Aim
From the listing below, copy every line with the word "fundamental".

Extracted records
--------------------------------

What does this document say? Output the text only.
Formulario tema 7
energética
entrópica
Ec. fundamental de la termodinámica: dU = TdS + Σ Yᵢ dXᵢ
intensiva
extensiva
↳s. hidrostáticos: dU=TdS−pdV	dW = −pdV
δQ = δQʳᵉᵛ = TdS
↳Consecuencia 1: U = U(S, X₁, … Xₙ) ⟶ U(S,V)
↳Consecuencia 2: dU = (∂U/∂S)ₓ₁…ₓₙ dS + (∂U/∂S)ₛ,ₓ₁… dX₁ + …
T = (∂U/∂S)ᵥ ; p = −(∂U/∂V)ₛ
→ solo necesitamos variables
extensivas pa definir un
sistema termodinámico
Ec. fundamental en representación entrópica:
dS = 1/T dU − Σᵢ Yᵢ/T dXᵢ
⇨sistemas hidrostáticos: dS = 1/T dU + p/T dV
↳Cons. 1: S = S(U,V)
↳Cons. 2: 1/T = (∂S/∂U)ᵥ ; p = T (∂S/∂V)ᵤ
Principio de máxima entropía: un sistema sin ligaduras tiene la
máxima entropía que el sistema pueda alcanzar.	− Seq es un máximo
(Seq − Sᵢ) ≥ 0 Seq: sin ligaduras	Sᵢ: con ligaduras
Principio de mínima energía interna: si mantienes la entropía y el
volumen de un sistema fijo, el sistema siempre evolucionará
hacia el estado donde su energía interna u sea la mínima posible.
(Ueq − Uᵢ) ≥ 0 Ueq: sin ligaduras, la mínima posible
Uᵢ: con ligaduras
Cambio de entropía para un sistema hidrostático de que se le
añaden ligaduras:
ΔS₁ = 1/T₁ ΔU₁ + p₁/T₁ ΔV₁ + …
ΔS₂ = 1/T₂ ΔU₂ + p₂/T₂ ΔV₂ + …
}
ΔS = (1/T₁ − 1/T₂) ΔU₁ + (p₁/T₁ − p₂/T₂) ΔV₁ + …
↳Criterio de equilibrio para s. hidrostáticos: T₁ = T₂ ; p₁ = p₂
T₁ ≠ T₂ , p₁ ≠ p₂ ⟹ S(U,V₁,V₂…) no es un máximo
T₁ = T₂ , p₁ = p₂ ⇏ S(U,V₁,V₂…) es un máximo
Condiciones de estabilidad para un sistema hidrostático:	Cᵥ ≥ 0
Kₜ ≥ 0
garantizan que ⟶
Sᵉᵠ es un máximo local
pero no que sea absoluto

--------------------------------

Answer to this exercise
Ec. fundamental de la termodinámica: dU = TdS + Σ Yᵢ dXᵢ
Ec. fundamental en representación entrópica:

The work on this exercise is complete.